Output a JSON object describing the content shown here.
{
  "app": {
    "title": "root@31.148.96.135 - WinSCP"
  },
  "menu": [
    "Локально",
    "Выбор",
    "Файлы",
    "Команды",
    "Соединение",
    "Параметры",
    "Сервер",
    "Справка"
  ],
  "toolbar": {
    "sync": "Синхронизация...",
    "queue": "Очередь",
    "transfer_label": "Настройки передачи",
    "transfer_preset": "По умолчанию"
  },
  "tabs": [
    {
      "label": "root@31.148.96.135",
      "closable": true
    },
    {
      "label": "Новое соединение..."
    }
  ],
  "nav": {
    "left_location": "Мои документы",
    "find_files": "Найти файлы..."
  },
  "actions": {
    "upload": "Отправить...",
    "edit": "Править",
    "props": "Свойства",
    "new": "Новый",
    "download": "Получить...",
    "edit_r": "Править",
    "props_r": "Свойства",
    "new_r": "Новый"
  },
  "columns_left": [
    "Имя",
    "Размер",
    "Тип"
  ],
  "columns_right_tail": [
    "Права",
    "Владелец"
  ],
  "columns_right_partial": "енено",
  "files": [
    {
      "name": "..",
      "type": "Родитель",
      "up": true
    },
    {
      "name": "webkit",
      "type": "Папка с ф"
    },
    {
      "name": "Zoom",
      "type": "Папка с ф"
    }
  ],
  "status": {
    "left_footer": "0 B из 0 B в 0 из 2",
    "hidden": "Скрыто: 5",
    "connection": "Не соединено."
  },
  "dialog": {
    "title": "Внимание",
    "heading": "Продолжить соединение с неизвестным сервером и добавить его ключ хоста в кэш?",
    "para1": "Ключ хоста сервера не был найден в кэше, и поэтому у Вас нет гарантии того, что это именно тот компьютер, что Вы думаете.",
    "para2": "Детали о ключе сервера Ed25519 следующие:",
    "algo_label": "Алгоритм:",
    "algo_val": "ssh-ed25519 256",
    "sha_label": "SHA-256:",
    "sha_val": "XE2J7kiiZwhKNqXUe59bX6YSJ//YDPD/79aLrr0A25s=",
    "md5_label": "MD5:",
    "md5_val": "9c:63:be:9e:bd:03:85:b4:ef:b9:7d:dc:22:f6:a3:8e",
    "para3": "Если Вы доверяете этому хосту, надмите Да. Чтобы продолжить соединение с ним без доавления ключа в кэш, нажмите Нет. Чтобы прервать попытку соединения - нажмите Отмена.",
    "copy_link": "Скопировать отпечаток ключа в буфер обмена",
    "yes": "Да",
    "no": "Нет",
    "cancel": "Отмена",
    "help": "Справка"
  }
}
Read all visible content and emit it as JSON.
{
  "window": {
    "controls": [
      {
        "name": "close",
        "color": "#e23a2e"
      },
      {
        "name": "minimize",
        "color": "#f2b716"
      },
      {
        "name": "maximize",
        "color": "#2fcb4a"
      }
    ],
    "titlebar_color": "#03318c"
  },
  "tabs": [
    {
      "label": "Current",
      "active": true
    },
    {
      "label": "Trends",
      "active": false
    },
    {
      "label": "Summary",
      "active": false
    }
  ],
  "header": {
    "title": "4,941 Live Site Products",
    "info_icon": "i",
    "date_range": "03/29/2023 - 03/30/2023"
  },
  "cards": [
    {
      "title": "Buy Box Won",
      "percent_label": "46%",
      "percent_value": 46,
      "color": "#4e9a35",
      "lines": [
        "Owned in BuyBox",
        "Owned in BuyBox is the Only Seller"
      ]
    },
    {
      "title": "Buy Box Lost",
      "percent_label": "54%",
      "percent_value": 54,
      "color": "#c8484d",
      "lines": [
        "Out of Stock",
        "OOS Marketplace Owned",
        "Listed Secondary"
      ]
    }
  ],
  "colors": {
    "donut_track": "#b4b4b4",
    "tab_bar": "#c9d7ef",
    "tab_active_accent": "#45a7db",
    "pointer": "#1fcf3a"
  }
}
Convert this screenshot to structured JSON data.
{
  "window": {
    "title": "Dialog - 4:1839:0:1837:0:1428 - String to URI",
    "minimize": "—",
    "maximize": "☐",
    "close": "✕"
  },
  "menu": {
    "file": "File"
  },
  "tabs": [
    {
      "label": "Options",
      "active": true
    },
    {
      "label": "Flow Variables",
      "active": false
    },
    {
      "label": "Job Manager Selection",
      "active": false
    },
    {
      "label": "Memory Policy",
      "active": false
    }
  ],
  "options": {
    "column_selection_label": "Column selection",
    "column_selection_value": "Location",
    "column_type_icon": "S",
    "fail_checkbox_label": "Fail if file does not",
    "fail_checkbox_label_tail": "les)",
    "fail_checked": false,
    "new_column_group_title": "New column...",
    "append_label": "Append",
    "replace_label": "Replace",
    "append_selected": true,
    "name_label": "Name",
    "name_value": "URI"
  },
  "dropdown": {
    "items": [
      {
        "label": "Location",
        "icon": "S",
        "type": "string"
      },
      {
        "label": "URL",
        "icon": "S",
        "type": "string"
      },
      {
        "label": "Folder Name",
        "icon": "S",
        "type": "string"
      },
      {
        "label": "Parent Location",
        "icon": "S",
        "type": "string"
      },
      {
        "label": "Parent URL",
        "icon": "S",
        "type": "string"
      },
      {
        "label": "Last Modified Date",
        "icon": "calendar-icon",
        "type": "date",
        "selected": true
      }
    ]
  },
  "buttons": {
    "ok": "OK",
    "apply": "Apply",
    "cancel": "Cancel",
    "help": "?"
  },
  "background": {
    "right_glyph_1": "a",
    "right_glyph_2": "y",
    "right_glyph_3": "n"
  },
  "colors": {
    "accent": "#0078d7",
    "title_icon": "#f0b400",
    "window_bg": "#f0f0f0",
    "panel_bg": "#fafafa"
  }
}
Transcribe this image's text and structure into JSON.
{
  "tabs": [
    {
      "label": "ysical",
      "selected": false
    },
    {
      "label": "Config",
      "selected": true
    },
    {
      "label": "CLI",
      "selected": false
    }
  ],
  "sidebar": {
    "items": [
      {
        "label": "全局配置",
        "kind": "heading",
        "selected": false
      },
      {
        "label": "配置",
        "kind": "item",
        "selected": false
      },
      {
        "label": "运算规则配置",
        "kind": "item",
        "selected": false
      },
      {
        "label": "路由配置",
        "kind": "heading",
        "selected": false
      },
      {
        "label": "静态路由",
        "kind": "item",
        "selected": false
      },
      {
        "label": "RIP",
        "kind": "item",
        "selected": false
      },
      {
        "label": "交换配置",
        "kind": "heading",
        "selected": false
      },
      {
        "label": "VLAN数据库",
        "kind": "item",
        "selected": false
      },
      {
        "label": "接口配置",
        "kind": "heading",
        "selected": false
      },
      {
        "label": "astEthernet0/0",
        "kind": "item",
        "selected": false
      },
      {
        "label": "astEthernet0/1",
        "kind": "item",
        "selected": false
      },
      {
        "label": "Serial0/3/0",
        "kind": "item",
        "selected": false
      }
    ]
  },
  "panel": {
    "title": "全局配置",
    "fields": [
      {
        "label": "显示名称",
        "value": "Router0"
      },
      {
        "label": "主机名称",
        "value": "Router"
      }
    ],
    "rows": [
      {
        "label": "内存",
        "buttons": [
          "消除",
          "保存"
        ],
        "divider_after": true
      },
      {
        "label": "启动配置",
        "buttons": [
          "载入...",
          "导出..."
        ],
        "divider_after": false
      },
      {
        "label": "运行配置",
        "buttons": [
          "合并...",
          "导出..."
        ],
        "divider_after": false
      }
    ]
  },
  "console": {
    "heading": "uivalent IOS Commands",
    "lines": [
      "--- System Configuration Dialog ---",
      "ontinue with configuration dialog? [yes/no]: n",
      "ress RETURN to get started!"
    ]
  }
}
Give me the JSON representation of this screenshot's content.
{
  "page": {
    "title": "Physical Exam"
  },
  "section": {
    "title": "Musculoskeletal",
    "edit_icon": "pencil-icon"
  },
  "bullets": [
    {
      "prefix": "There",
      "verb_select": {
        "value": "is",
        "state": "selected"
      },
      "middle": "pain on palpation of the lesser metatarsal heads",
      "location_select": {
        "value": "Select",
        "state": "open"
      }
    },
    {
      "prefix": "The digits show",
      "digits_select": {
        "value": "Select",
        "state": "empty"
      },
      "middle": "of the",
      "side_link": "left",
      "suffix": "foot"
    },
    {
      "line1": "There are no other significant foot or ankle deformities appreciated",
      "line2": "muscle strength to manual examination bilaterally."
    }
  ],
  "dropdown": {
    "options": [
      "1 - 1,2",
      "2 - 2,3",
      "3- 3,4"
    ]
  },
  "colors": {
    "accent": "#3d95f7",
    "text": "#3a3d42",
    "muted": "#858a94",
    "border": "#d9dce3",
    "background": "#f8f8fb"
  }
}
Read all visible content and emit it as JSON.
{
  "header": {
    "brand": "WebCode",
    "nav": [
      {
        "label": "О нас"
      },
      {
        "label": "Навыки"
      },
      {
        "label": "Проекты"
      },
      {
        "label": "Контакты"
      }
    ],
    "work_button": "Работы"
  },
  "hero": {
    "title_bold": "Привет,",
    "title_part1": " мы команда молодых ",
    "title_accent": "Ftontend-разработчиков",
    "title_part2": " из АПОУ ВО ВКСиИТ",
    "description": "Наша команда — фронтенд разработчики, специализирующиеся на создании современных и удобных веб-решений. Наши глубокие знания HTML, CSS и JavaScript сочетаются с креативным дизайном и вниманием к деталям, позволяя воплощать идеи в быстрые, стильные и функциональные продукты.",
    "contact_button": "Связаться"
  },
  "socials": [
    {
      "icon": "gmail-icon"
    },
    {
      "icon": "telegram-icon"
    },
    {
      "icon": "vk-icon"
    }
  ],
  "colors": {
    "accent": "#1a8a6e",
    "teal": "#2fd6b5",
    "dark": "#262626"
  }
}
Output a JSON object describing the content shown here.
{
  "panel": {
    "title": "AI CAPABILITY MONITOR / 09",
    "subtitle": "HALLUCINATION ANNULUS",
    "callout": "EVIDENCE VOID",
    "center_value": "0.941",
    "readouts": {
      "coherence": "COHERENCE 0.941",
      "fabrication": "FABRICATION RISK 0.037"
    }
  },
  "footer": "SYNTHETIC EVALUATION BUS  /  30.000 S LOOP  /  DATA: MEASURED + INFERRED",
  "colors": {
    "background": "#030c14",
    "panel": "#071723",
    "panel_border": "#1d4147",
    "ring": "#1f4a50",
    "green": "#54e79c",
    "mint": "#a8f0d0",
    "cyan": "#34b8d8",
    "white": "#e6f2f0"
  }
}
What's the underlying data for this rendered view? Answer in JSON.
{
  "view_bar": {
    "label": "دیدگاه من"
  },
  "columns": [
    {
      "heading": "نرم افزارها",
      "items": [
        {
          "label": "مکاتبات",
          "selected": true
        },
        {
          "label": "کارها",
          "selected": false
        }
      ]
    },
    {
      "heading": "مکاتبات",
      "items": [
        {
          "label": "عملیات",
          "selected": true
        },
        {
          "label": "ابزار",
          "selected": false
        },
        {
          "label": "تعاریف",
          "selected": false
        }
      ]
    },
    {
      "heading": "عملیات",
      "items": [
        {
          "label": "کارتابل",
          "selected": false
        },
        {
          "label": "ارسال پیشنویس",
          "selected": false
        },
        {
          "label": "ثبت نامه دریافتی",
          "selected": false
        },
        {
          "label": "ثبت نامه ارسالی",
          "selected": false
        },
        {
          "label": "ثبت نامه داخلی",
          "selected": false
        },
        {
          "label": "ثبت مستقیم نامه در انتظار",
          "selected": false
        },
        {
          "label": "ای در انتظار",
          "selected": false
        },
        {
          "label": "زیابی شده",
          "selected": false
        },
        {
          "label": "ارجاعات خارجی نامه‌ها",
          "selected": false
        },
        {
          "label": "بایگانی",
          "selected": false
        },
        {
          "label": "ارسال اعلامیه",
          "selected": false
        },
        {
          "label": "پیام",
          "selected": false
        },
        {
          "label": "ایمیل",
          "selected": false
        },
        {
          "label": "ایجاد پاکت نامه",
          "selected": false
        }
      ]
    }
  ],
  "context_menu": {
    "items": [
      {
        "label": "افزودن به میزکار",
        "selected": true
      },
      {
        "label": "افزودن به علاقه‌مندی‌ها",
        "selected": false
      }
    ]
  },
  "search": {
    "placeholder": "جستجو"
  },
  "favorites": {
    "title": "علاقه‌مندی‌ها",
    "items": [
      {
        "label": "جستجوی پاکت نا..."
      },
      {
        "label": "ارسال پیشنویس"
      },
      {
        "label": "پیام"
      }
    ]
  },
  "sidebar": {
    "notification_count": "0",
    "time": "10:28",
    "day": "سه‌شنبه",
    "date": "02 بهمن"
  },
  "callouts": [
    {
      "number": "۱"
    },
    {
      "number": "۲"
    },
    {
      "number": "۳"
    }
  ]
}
==========
* [Task objective]: Collect each line above holding the string "Parent".

* [Answer to the exercise]:
        "label": "Parent Location",
        "label": "Parent URL",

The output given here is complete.